→ **What you should do**:
Rewrite all of these lines with every "Feedback senden" changed to "Feedback geben" and everything else left as it is, and leave the pictures out.

----

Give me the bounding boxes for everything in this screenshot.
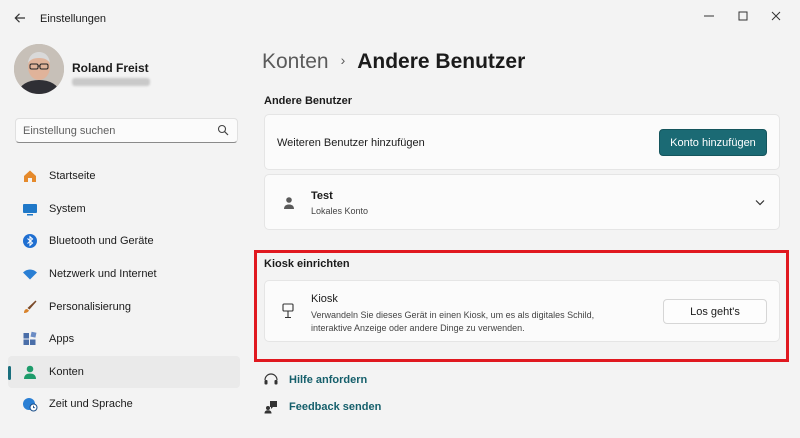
feedback-icon xyxy=(263,399,279,415)
sidebar-item-zeit-sprache[interactable]: Zeit und Sprache xyxy=(8,388,240,421)
help-link[interactable]: Hilfe anfordern xyxy=(263,372,367,388)
home-icon xyxy=(22,168,38,184)
sidebar-item-bluetooth[interactable]: Bluetooth und Geräte xyxy=(8,225,240,258)
breadcrumb-separator: › xyxy=(340,52,346,68)
user-name-test: Test xyxy=(311,190,333,202)
minimize-button[interactable] xyxy=(694,6,724,26)
wifi-icon xyxy=(22,266,38,282)
settings-window: Einstellungen Roland Freist Einstellung … xyxy=(0,0,800,438)
sidebar-item-label: Bluetooth und Geräte xyxy=(49,235,154,248)
user-account-type: Lokales Konto xyxy=(311,206,369,216)
person-icon xyxy=(22,364,38,380)
app-title: Einstellungen xyxy=(40,13,107,25)
sidebar-item-label: Apps xyxy=(49,333,75,346)
sidebar-item-label: Personalisierung xyxy=(49,300,131,313)
avatar[interactable] xyxy=(14,44,64,94)
add-user-label: Weiteren Benutzer hinzufügen xyxy=(277,137,425,149)
sidebar-item-system[interactable]: System xyxy=(8,193,240,226)
page-title: Andere Benutzer xyxy=(357,50,526,73)
sidebar-item-apps[interactable]: Apps xyxy=(8,323,240,356)
breadcrumb-parent[interactable]: Konten xyxy=(262,50,329,74)
breadcrumb: Konten › Andere Benutzer xyxy=(262,50,525,74)
section-title-other-users: Andere Benutzer xyxy=(264,95,353,107)
apps-icon xyxy=(22,331,38,347)
sidebar-item-konten[interactable]: Konten xyxy=(8,355,240,389)
settings-search[interactable] xyxy=(15,118,238,143)
chevron-down-icon[interactable] xyxy=(755,199,765,206)
sidebar-item-network[interactable]: Netzwerk und Internet xyxy=(8,258,240,291)
globe-clock-icon xyxy=(22,396,38,412)
add-account-button[interactable]: Konto hinzufügen xyxy=(659,129,767,156)
search-input[interactable] xyxy=(16,119,211,142)
brush-icon xyxy=(22,299,38,315)
sidebar-item-label: Zeit und Sprache xyxy=(49,398,133,411)
feedback-link[interactable]: Feedback senden xyxy=(263,399,381,415)
add-user-card: Weiteren Benutzer hinzufügen Konto hinzu… xyxy=(264,114,780,170)
search-icon[interactable] xyxy=(217,124,229,136)
monitor-icon xyxy=(22,201,38,217)
maximize-icon xyxy=(738,11,748,21)
sidebar-item-personalisierung[interactable]: Personalisierung xyxy=(8,290,240,323)
user-email-blurred xyxy=(72,78,150,86)
title-bar: Einstellungen xyxy=(0,0,800,34)
person-outline-icon xyxy=(284,197,294,209)
arrow-left-icon xyxy=(14,13,25,23)
close-button[interactable] xyxy=(761,6,791,26)
sidebar-item-startseite[interactable]: Startseite xyxy=(8,160,240,193)
maximize-button[interactable] xyxy=(728,6,758,26)
bluetooth-icon xyxy=(22,233,38,249)
feedback-link-label[interactable]: Feedback senden xyxy=(289,401,381,413)
back-button[interactable] xyxy=(8,8,32,28)
avatar-photo xyxy=(14,44,64,94)
user-card-test[interactable]: Test Lokales Konto xyxy=(264,174,780,230)
minimize-icon xyxy=(704,15,714,17)
sidebar-item-label: Startseite xyxy=(49,170,96,183)
highlight-frame xyxy=(254,250,789,362)
help-icon xyxy=(263,372,279,388)
close-icon xyxy=(771,11,781,21)
sidebar-item-label: Netzwerk und Internet xyxy=(49,268,157,281)
sidebar-item-label: Konten xyxy=(49,365,84,378)
sidebar-nav: Startseite System Bluetooth und Geräte N… xyxy=(8,160,240,421)
user-name: Roland Freist xyxy=(72,61,149,75)
sidebar-item-label: System xyxy=(49,202,86,215)
help-link-label[interactable]: Hilfe anfordern xyxy=(289,374,367,386)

----

→ **Exercise result**:
Give me the bounding boxes for everything in this screenshot.
feedback-icon xyxy=(263,399,279,415)
sidebar-item-zeit-sprache[interactable]: Zeit und Sprache xyxy=(8,388,240,421)
help-link[interactable]: Hilfe anfordern xyxy=(263,372,367,388)
home-icon xyxy=(22,168,38,184)
sidebar-item-bluetooth[interactable]: Bluetooth und Geräte xyxy=(8,225,240,258)
breadcrumb-separator: › xyxy=(340,52,346,68)
user-name-test: Test xyxy=(311,190,333,202)
minimize-button[interactable] xyxy=(694,6,724,26)
wifi-icon xyxy=(22,266,38,282)
settings-window: Einstellungen Roland Freist Einstellung … xyxy=(0,0,800,438)
sidebar-item-label: Bluetooth und Geräte xyxy=(49,235,154,248)
user-account-type: Lokales Konto xyxy=(311,206,369,216)
person-icon xyxy=(22,364,38,380)
app-title: Einstellungen xyxy=(40,13,107,25)
sidebar-item-label: Apps xyxy=(49,333,75,346)
sidebar-item-label: Personalisierung xyxy=(49,300,131,313)
avatar[interactable] xyxy=(14,44,64,94)
add-user-label: Weiteren Benutzer hinzufügen xyxy=(277,137,425,149)
sidebar-item-system[interactable]: System xyxy=(8,193,240,226)
page-title: Andere Benutzer xyxy=(357,50,526,73)
sidebar-item-apps[interactable]: Apps xyxy=(8,323,240,356)
breadcrumb-parent[interactable]: Konten xyxy=(262,50,329,74)
breadcrumb: Konten › Andere Benutzer xyxy=(262,50,525,74)
section-title-other-users: Andere Benutzer xyxy=(264,95,353,107)
apps-icon xyxy=(22,331,38,347)
sidebar-item-konten[interactable]: Konten xyxy=(8,355,240,389)
settings-search[interactable] xyxy=(15,118,238,143)
chevron-down-icon[interactable] xyxy=(755,199,765,206)
sidebar-item-network[interactable]: Netzwerk und Internet xyxy=(8,258,240,291)
globe-clock-icon xyxy=(22,396,38,412)
add-account-button[interactable]: Konto hinzufügen xyxy=(659,129,767,156)
search-input[interactable] xyxy=(16,119,211,142)
brush-icon xyxy=(22,299,38,315)
sidebar-item-label: Zeit und Sprache xyxy=(49,398,133,411)
feedback-link[interactable]: Feedback geben xyxy=(263,399,381,415)
add-user-card: Weiteren Benutzer hinzufügen Konto hinzu… xyxy=(264,114,780,170)
search-icon[interactable] xyxy=(217,124,229,136)
monitor-icon xyxy=(22,201,38,217)
maximize-icon xyxy=(738,11,748,21)
sidebar-item-personalisierung[interactable]: Personalisierung xyxy=(8,290,240,323)
user-email-blurred xyxy=(72,78,150,86)
title-bar: Einstellungen xyxy=(0,0,800,34)
person-outline-icon xyxy=(284,197,294,209)
arrow-left-icon xyxy=(14,13,25,23)
close-button[interactable] xyxy=(761,6,791,26)
sidebar-item-startseite[interactable]: Startseite xyxy=(8,160,240,193)
maximize-button[interactable] xyxy=(728,6,758,26)
bluetooth-icon xyxy=(22,233,38,249)
feedback-link-label[interactable]: Feedback geben xyxy=(289,401,381,413)
back-button[interactable] xyxy=(8,8,32,28)
avatar-photo xyxy=(14,44,64,94)
user-card-test[interactable]: Test Lokales Konto xyxy=(264,174,780,230)
minimize-icon xyxy=(704,15,714,17)
sidebar-item-label: Startseite xyxy=(49,170,96,183)
highlight-frame xyxy=(254,250,789,362)
help-icon xyxy=(263,372,279,388)
close-icon xyxy=(771,11,781,21)
sidebar-item-label: Netzwerk und Internet xyxy=(49,268,157,281)
sidebar-item-label: Konten xyxy=(49,365,84,378)
sidebar-nav: Startseite System Bluetooth und Geräte N… xyxy=(8,160,240,421)
user-name: Roland Freist xyxy=(72,61,149,75)
sidebar-item-label: System xyxy=(49,202,86,215)
help-link-label[interactable]: Hilfe anfordern xyxy=(289,374,367,386)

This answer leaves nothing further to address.